TASK INPUTS start

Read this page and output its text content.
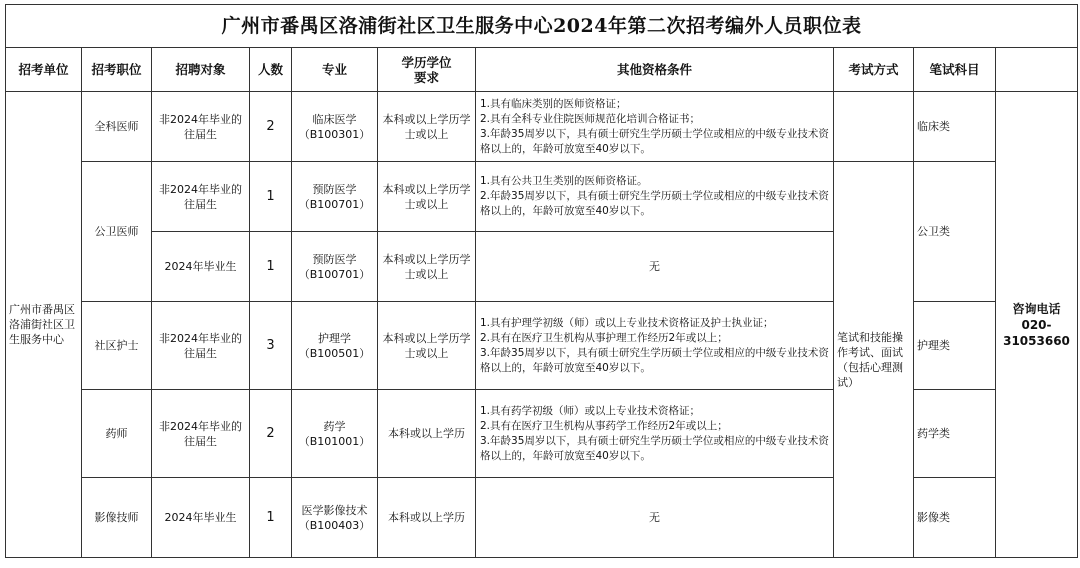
广州市番禺区洛浦街社区卫生服务中心2024年第二次招考编外人员职位表									
招考单位	招考职位	招聘对象	人数	专业	学历学位
要求	其他资格条件	考试方式	笔试科目	
广州市番禺区洛浦街社区卫生服务中心	全科医师	非2024年毕业的往届生	2	临床医学
（B100301）	本科或以上学历学士或以上	1.具有临床类别的医师资格证；
2.具有全科专业住院医师规范化培训合格证书；
3.年龄35周岁以下，具有硕士研究生学历硕士学位或相应的中级专业技术资格以上的，年龄可放宽至40岁以下。		临床类	咨询电话
020-
31053660

	公卫医师	非2024年毕业的往届生	1	预防医学
（B100701）	本科或以上学历学士或以上	1.具有公共卫生类别的医师资格证。
2.年龄35周岁以下，具有硕士研究生学历硕士学位或相应的中级专业技术资格以上的，年龄可放宽至40岁以下。	笔试和技能操作考试、面试（包括心理测试）	公卫类	
		2024年毕业生	1	预防医学
（B100701）	本科或以上学历学士或以上	无			
	社区护士	非2024年毕业的往届生	3	护理学
（B100501）	本科或以上学历学士或以上	1.具有护理学初级（师）或以上专业技术资格证及护士执业证；
2.具有在医疗卫生机构从事护理工作经历2年或以上；
3.年龄35周岁以下，具有硕士研究生学历硕士学位或相应的中级专业技术资格以上的，年龄可放宽至40岁以下。		护理类	
	药师	非2024年毕业的往届生	2	药学
（B101001）	本科或以上学历	1.具有药学初级（师）或以上专业技术资格证；
2.具有在医疗卫生机构从事药学工作经历2年或以上；
3.年龄35周岁以下，具有硕士研究生学历硕士学位或相应的中级专业技术资格以上的，年龄可放宽至40岁以下。		药学类	
	影像技师	2024年毕业生	1	医学影像技术
（B100403）	本科或以上学历	无		影像类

TASK INPUTS end

**REQUIRED WORK:**
Exclude the images and reproduce the remaining data exactly.

**RESPONSE TO THIS TASK:**
Read this page and output its text content.
广州市番禺区洛浦街社区卫生服务中心2024年第二次招考编外人员职位表									
招考单位	招考职位	招聘对象	人数	专业	学历学位
要求	其他资格条件	考试方式	笔试科目	
广州市番禺区洛浦街社区卫生服务中心	全科医师	非2024年毕业的往届生	2	临床医学
（B100301）	本科或以上学历学士或以上	1.具有临床类别的医师资格证；
2.具有全科专业住院医师规范化培训合格证书；
3.年龄35周岁以下，具有硕士研究生学历硕士学位或相应的中级专业技术资格以上的，年龄可放宽至40岁以下。		临床类	咨询电话
020-
31053660

	公卫医师	非2024年毕业的往届生	1	预防医学
（B100701）	本科或以上学历学士或以上	1.具有公共卫生类别的医师资格证。
2.年龄35周岁以下，具有硕士研究生学历硕士学位或相应的中级专业技术资格以上的，年龄可放宽至40岁以下。	笔试和技能操作考试、面试（包括心理测试）	公卫类	
		2024年毕业生	1	预防医学
（B100701）	本科或以上学历学士或以上	无			
	社区护士	非2024年毕业的往届生	3	护理学
（B100501）	本科或以上学历学士或以上	1.具有护理学初级（师）或以上专业技术资格证及护士执业证；
2.具有在医疗卫生机构从事护理工作经历2年或以上；
3.年龄35周岁以下，具有硕士研究生学历硕士学位或相应的中级专业技术资格以上的，年龄可放宽至40岁以下。		护理类	
	药师	非2024年毕业的往届生	2	药学
（B101001）	本科或以上学历	1.具有药学初级（师）或以上专业技术资格证；
2.具有在医疗卫生机构从事药学工作经历2年或以上；
3.年龄35周岁以下，具有硕士研究生学历硕士学位或相应的中级专业技术资格以上的，年龄可放宽至40岁以下。		药学类	
	影像技师	2024年毕业生	1	医学影像技术
（B100403）	本科或以上学历	无		影像类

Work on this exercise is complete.